[Collected data]
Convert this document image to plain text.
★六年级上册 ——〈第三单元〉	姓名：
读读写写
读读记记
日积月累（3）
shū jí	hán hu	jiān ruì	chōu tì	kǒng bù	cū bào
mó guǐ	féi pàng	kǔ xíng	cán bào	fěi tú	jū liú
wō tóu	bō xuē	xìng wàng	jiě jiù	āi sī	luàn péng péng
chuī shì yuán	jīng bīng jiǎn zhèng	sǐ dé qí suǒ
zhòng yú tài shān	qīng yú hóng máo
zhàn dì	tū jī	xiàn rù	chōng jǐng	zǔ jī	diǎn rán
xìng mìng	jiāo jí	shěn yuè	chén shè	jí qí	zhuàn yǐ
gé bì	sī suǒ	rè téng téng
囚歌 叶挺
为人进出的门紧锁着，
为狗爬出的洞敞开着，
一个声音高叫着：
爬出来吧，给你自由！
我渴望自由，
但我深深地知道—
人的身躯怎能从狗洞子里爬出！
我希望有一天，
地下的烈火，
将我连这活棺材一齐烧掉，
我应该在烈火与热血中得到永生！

The problem:
Extract each entry in full and write it down exactly.

Response:
Convert this document image to plain text.
★六年级上册 ——〈第三单元〉	姓名：
读读写写
读读记记
日积月累（3）
shū jí	hán hu	jiān ruì	chōu tì	kǒng bù	cū bào
mó guǐ	féi pàng	kǔ xíng	cán bào	fěi tú	jū liú
wō tóu	bō xuē	xìng wàng	jiě jiù	āi sī	luàn péng péng
chuī shì yuán	jīng bīng jiǎn zhèng	sǐ dé qí suǒ
zhòng yú tài shān	qīng yú hóng máo
zhàn dì	tū jī	xiàn rù	chōng jǐng	zǔ jī	diǎn rán
xìng mìng	jiāo jí	shěn yuè	chén shè	jí qí	zhuàn yǐ
gé bì	sī suǒ	rè téng téng
囚歌 叶挺
为人进出的门紧锁着，
为狗爬出的洞敞开着，
一个声音高叫着：
爬出来吧，给你自由！
我渴望自由，
但我深深地知道—
人的身躯怎能从狗洞子里爬出！
我希望有一天，
地下的烈火，
将我连这活棺材一齐烧掉，
我应该在烈火与热血中得到永生！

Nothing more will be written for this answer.